Do any lines in the data below contain "throughput"? If so, copy every one of them.

─── Records for the exercise ───

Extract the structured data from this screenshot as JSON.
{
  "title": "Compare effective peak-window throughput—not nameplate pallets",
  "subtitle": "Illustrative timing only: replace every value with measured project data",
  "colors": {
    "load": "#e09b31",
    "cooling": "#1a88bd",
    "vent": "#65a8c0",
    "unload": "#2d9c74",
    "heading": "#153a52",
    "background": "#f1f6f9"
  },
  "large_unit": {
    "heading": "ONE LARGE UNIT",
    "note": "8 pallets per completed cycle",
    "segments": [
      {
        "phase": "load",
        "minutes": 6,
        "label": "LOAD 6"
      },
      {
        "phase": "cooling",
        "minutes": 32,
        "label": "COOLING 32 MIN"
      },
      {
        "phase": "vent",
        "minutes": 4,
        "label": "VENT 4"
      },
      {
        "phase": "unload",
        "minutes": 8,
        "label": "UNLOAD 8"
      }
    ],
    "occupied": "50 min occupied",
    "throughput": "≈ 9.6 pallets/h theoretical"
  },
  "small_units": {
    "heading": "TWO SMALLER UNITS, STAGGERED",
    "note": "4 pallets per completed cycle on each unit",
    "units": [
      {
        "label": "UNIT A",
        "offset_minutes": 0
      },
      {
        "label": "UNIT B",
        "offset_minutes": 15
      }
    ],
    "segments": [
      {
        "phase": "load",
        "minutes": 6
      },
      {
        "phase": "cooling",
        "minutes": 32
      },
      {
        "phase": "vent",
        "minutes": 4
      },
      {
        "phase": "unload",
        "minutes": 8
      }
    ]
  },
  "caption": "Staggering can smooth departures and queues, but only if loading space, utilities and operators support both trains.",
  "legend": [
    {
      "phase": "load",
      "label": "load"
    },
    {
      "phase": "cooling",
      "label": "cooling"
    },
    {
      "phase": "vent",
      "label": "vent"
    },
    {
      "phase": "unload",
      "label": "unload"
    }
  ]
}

───

● **Written solution**:
  "title": "Compare effective peak-window throughput—not nameplate pallets",
    "throughput": "≈ 9.6 pallets/h theoretical"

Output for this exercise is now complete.